• Exercise requirements: Set every record down verbatim and omit the pictures.

• Entries:
--------------------

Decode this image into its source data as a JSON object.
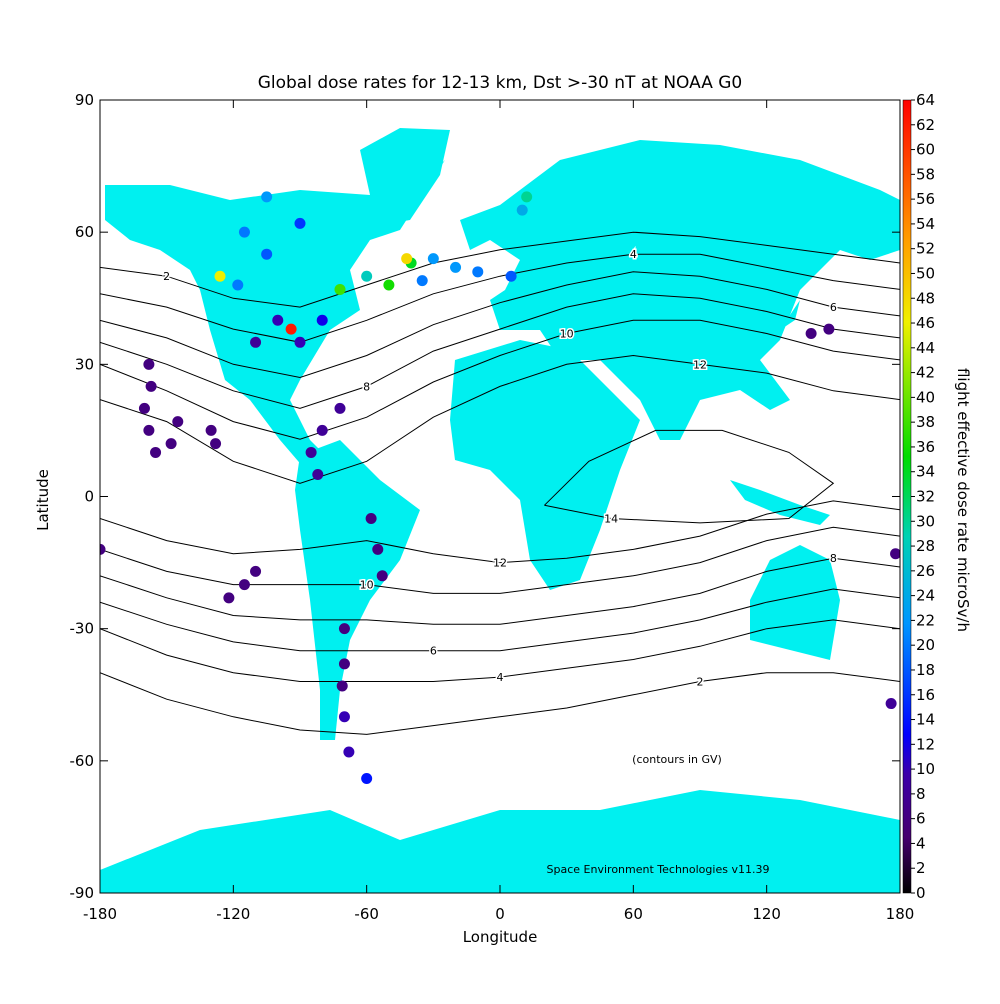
{
  "chart_data": {
    "type": "map-scatter",
    "title": "Global dose rates for 12-13 km, Dst >-30 nT at NOAA G0",
    "x_label": "Longitude",
    "y_label": "Latitude",
    "xlim": [
      -180,
      180
    ],
    "ylim": [
      -90,
      90
    ],
    "xticks": [
      -180,
      -120,
      -60,
      0,
      60,
      120,
      180
    ],
    "yticks": [
      90,
      60,
      30,
      0,
      -30,
      -60,
      -90
    ],
    "colorbar_label": "flight effective dose rate microSv/h",
    "clim": [
      0,
      64
    ],
    "cticks": [
      0,
      2,
      4,
      6,
      8,
      10,
      12,
      14,
      16,
      18,
      20,
      22,
      24,
      26,
      28,
      30,
      32,
      34,
      36,
      38,
      40,
      42,
      44,
      46,
      48,
      50,
      52,
      54,
      56,
      58,
      60,
      62,
      64
    ],
    "land_color": "#00f0f0",
    "contour_color": "#000000",
    "annotations": [
      "(contours in GV)",
      "Space Environment Technologies v11.39"
    ],
    "contours": [
      {
        "level": 2,
        "lon": [
          -180,
          -150,
          -120,
          -90,
          -60,
          -30,
          0,
          30,
          60,
          90,
          120,
          150,
          180
        ],
        "lat": [
          52,
          50,
          45,
          43,
          48,
          53,
          56,
          58,
          60,
          59,
          57,
          55,
          53
        ]
      },
      {
        "level": 4,
        "lon": [
          -180,
          -150,
          -120,
          -90,
          -60,
          -30,
          0,
          30,
          60,
          90,
          120,
          150,
          180
        ],
        "lat": [
          46,
          43,
          38,
          35,
          40,
          46,
          50,
          53,
          55,
          55,
          52,
          49,
          47
        ]
      },
      {
        "level": 6,
        "lon": [
          -180,
          -150,
          -120,
          -90,
          -60,
          -30,
          0,
          30,
          60,
          90,
          120,
          150,
          180
        ],
        "lat": [
          40,
          36,
          30,
          27,
          32,
          39,
          44,
          48,
          51,
          50,
          47,
          43,
          41
        ]
      },
      {
        "level": 8,
        "lon": [
          -180,
          -150,
          -120,
          -90,
          -60,
          -30,
          0,
          30,
          60,
          90,
          120,
          150,
          180
        ],
        "lat": [
          35,
          30,
          24,
          20,
          25,
          33,
          38,
          43,
          46,
          45,
          42,
          38,
          36
        ]
      },
      {
        "level": 10,
        "lon": [
          -180,
          -150,
          -120,
          -90,
          -60,
          -30,
          0,
          30,
          60,
          90,
          120,
          150,
          180
        ],
        "lat": [
          30,
          24,
          17,
          13,
          18,
          26,
          32,
          37,
          40,
          40,
          37,
          33,
          31
        ]
      },
      {
        "level": 12,
        "lon": [
          -180,
          -150,
          -120,
          -90,
          -60,
          -30,
          0,
          30,
          60,
          90,
          120,
          150,
          180
        ],
        "lat": [
          22,
          17,
          8,
          3,
          8,
          18,
          25,
          30,
          32,
          30,
          28,
          24,
          22
        ]
      },
      {
        "level": 14,
        "lon": [
          20,
          40,
          70,
          100,
          130,
          150,
          130,
          90,
          50,
          20
        ],
        "lat": [
          -2,
          8,
          15,
          15,
          10,
          3,
          -5,
          -6,
          -5,
          -2
        ]
      },
      {
        "level": 12,
        "lon": [
          -180,
          -150,
          -120,
          -90,
          -60,
          -30,
          0,
          30,
          60,
          90,
          120,
          150,
          180
        ],
        "lat": [
          -5,
          -10,
          -13,
          -12,
          -10,
          -13,
          -15,
          -14,
          -12,
          -9,
          -4,
          -1,
          -3
        ]
      },
      {
        "level": 10,
        "lon": [
          -180,
          -150,
          -120,
          -90,
          -60,
          -30,
          0,
          30,
          60,
          90,
          120,
          150,
          180
        ],
        "lat": [
          -12,
          -17,
          -20,
          -20,
          -20,
          -22,
          -22,
          -20,
          -18,
          -15,
          -10,
          -7,
          -9
        ]
      },
      {
        "level": 8,
        "lon": [
          -180,
          -150,
          -120,
          -90,
          -60,
          -30,
          0,
          30,
          60,
          90,
          120,
          150,
          180
        ],
        "lat": [
          -18,
          -23,
          -27,
          -28,
          -28,
          -29,
          -29,
          -27,
          -25,
          -22,
          -17,
          -14,
          -16
        ]
      },
      {
        "level": 6,
        "lon": [
          -180,
          -150,
          -120,
          -90,
          -60,
          -30,
          0,
          30,
          60,
          90,
          120,
          150,
          180
        ],
        "lat": [
          -24,
          -29,
          -33,
          -35,
          -35,
          -35,
          -35,
          -33,
          -31,
          -28,
          -24,
          -21,
          -23
        ]
      },
      {
        "level": 4,
        "lon": [
          -180,
          -150,
          -120,
          -90,
          -60,
          -30,
          0,
          30,
          60,
          90,
          120,
          150,
          180
        ],
        "lat": [
          -30,
          -36,
          -40,
          -42,
          -42,
          -42,
          -41,
          -39,
          -37,
          -34,
          -30,
          -28,
          -30
        ]
      },
      {
        "level": 2,
        "lon": [
          -180,
          -150,
          -120,
          -90,
          -60,
          -30,
          0,
          30,
          60,
          90,
          120,
          150,
          180
        ],
        "lat": [
          -40,
          -46,
          -50,
          -53,
          -54,
          -52,
          -50,
          -48,
          -45,
          -42,
          -40,
          -40,
          -42
        ]
      }
    ],
    "points": {
      "lon": [
        -158,
        -157,
        -160,
        -158,
        -155,
        -145,
        -148,
        -130,
        -128,
        -122,
        -115,
        -110,
        -180,
        178,
        176,
        -58,
        -55,
        -53,
        -70,
        -70,
        -71,
        -70,
        -68,
        -60,
        -85,
        -82,
        -80,
        -72,
        -100,
        -110,
        -90,
        -80,
        -118,
        -105,
        -90,
        -115,
        -105,
        -60,
        -40,
        -30,
        -20,
        -10,
        5,
        -50,
        -35,
        10,
        12,
        140,
        148,
        -94,
        -42,
        -72,
        -126
      ],
      "lat": [
        30,
        25,
        20,
        15,
        10,
        17,
        12,
        15,
        12,
        -23,
        -20,
        -17,
        -12,
        -13,
        -47,
        -5,
        -12,
        -18,
        -30,
        -38,
        -43,
        -50,
        -58,
        -64,
        10,
        5,
        15,
        20,
        40,
        35,
        35,
        40,
        48,
        55,
        62,
        60,
        68,
        50,
        53,
        54,
        52,
        51,
        50,
        48,
        49,
        65,
        68,
        37,
        38,
        38,
        54,
        47,
        50
      ],
      "dose": [
        6,
        6,
        6,
        6,
        6,
        6,
        6,
        6,
        6,
        6,
        6,
        6,
        6,
        6,
        8,
        6,
        6,
        6,
        6,
        6,
        6,
        10,
        10,
        14,
        8,
        8,
        8,
        8,
        10,
        8,
        10,
        12,
        20,
        18,
        16,
        20,
        22,
        28,
        34,
        22,
        22,
        20,
        18,
        36,
        20,
        24,
        30,
        6,
        6,
        62,
        48,
        38,
        46
      ]
    }
  }
}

--------------------

• Response to the exercise:
Decode this image into its source data as a JSON object.
{
  "chart_data": {
    "type": "map-scatter",
    "title": "Global dose rates for 12-13 km, Dst >-30 nT at NOAA G0",
    "x_label": "Longitude",
    "y_label": "Latitude",
    "xlim": [
      -180,
      180
    ],
    "ylim": [
      -90,
      90
    ],
    "xticks": [
      -180,
      -120,
      -60,
      0,
      60,
      120,
      180
    ],
    "yticks": [
      90,
      60,
      30,
      0,
      -30,
      -60,
      -90
    ],
    "colorbar_label": "flight effective dose rate microSv/h",
    "clim": [
      0,
      64
    ],
    "cticks": [
      0,
      2,
      4,
      6,
      8,
      10,
      12,
      14,
      16,
      18,
      20,
      22,
      24,
      26,
      28,
      30,
      32,
      34,
      36,
      38,
      40,
      42,
      44,
      46,
      48,
      50,
      52,
      54,
      56,
      58,
      60,
      62,
      64
    ],
    "land_color": "#00f0f0",
    "contour_color": "#000000",
    "annotations": [
      "(contours in GV)",
      "Space Environment Technologies v11.39"
    ],
    "contours": [
      {
        "level": 2,
        "lon": [
          -180,
          -150,
          -120,
          -90,
          -60,
          -30,
          0,
          30,
          60,
          90,
          120,
          150,
          180
        ],
        "lat": [
          52,
          50,
          45,
          43,
          48,
          53,
          56,
          58,
          60,
          59,
          57,
          55,
          53
        ]
      },
      {
        "level": 4,
        "lon": [
          -180,
          -150,
          -120,
          -90,
          -60,
          -30,
          0,
          30,
          60,
          90,
          120,
          150,
          180
        ],
        "lat": [
          46,
          43,
          38,
          35,
          40,
          46,
          50,
          53,
          55,
          55,
          52,
          49,
          47
        ]
      },
      {
        "level": 6,
        "lon": [
          -180,
          -150,
          -120,
          -90,
          -60,
          -30,
          0,
          30,
          60,
          90,
          120,
          150,
          180
        ],
        "lat": [
          40,
          36,
          30,
          27,
          32,
          39,
          44,
          48,
          51,
          50,
          47,
          43,
          41
        ]
      },
      {
        "level": 8,
        "lon": [
          -180,
          -150,
          -120,
          -90,
          -60,
          -30,
          0,
          30,
          60,
          90,
          120,
          150,
          180
        ],
        "lat": [
          35,
          30,
          24,
          20,
          25,
          33,
          38,
          43,
          46,
          45,
          42,
          38,
          36
        ]
      },
      {
        "level": 10,
        "lon": [
          -180,
          -150,
          -120,
          -90,
          -60,
          -30,
          0,
          30,
          60,
          90,
          120,
          150,
          180
        ],
        "lat": [
          30,
          24,
          17,
          13,
          18,
          26,
          32,
          37,
          40,
          40,
          37,
          33,
          31
        ]
      },
      {
        "level": 12,
        "lon": [
          -180,
          -150,
          -120,
          -90,
          -60,
          -30,
          0,
          30,
          60,
          90,
          120,
          150,
          180
        ],
        "lat": [
          22,
          17,
          8,
          3,
          8,
          18,
          25,
          30,
          32,
          30,
          28,
          24,
          22
        ]
      },
      {
        "level": 14,
        "lon": [
          20,
          40,
          70,
          100,
          130,
          150,
          130,
          90,
          50,
          20
        ],
        "lat": [
          -2,
          8,
          15,
          15,
          10,
          3,
          -5,
          -6,
          -5,
          -2
        ]
      },
      {
        "level": 12,
        "lon": [
          -180,
          -150,
          -120,
          -90,
          -60,
          -30,
          0,
          30,
          60,
          90,
          120,
          150,
          180
        ],
        "lat": [
          -5,
          -10,
          -13,
          -12,
          -10,
          -13,
          -15,
          -14,
          -12,
          -9,
          -4,
          -1,
          -3
        ]
      },
      {
        "level": 10,
        "lon": [
          -180,
          -150,
          -120,
          -90,
          -60,
          -30,
          0,
          30,
          60,
          90,
          120,
          150,
          180
        ],
        "lat": [
          -12,
          -17,
          -20,
          -20,
          -20,
          -22,
          -22,
          -20,
          -18,
          -15,
          -10,
          -7,
          -9
        ]
      },
      {
        "level": 8,
        "lon": [
          -180,
          -150,
          -120,
          -90,
          -60,
          -30,
          0,
          30,
          60,
          90,
          120,
          150,
          180
        ],
        "lat": [
          -18,
          -23,
          -27,
          -28,
          -28,
          -29,
          -29,
          -27,
          -25,
          -22,
          -17,
          -14,
          -16
        ]
      },
      {
        "level": 6,
        "lon": [
          -180,
          -150,
          -120,
          -90,
          -60,
          -30,
          0,
          30,
          60,
          90,
          120,
          150,
          180
        ],
        "lat": [
          -24,
          -29,
          -33,
          -35,
          -35,
          -35,
          -35,
          -33,
          -31,
          -28,
          -24,
          -21,
          -23
        ]
      },
      {
        "level": 4,
        "lon": [
          -180,
          -150,
          -120,
          -90,
          -60,
          -30,
          0,
          30,
          60,
          90,
          120,
          150,
          180
        ],
        "lat": [
          -30,
          -36,
          -40,
          -42,
          -42,
          -42,
          -41,
          -39,
          -37,
          -34,
          -30,
          -28,
          -30
        ]
      },
      {
        "level": 2,
        "lon": [
          -180,
          -150,
          -120,
          -90,
          -60,
          -30,
          0,
          30,
          60,
          90,
          120,
          150,
          180
        ],
        "lat": [
          -40,
          -46,
          -50,
          -53,
          -54,
          -52,
          -50,
          -48,
          -45,
          -42,
          -40,
          -40,
          -42
        ]
      }
    ],
    "points": {
      "lon": [
        -158,
        -157,
        -160,
        -158,
        -155,
        -145,
        -148,
        -130,
        -128,
        -122,
        -115,
        -110,
        -180,
        178,
        176,
        -58,
        -55,
        -53,
        -70,
        -70,
        -71,
        -70,
        -68,
        -60,
        -85,
        -82,
        -80,
        -72,
        -100,
        -110,
        -90,
        -80,
        -118,
        -105,
        -90,
        -115,
        -105,
        -60,
        -40,
        -30,
        -20,
        -10,
        5,
        -50,
        -35,
        10,
        12,
        140,
        148,
        -94,
        -42,
        -72,
        -126
      ],
      "lat": [
        30,
        25,
        20,
        15,
        10,
        17,
        12,
        15,
        12,
        -23,
        -20,
        -17,
        -12,
        -13,
        -47,
        -5,
        -12,
        -18,
        -30,
        -38,
        -43,
        -50,
        -58,
        -64,
        10,
        5,
        15,
        20,
        40,
        35,
        35,
        40,
        48,
        55,
        62,
        60,
        68,
        50,
        53,
        54,
        52,
        51,
        50,
        48,
        49,
        65,
        68,
        37,
        38,
        38,
        54,
        47,
        50
      ],
      "dose": [
        6,
        6,
        6,
        6,
        6,
        6,
        6,
        6,
        6,
        6,
        6,
        6,
        6,
        6,
        8,
        6,
        6,
        6,
        6,
        6,
        6,
        10,
        10,
        14,
        8,
        8,
        8,
        8,
        10,
        8,
        10,
        12,
        20,
        18,
        16,
        20,
        22,
        28,
        34,
        22,
        22,
        20,
        18,
        36,
        20,
        24,
        30,
        6,
        6,
        62,
        48,
        38,
        46
      ]
    }
  }
}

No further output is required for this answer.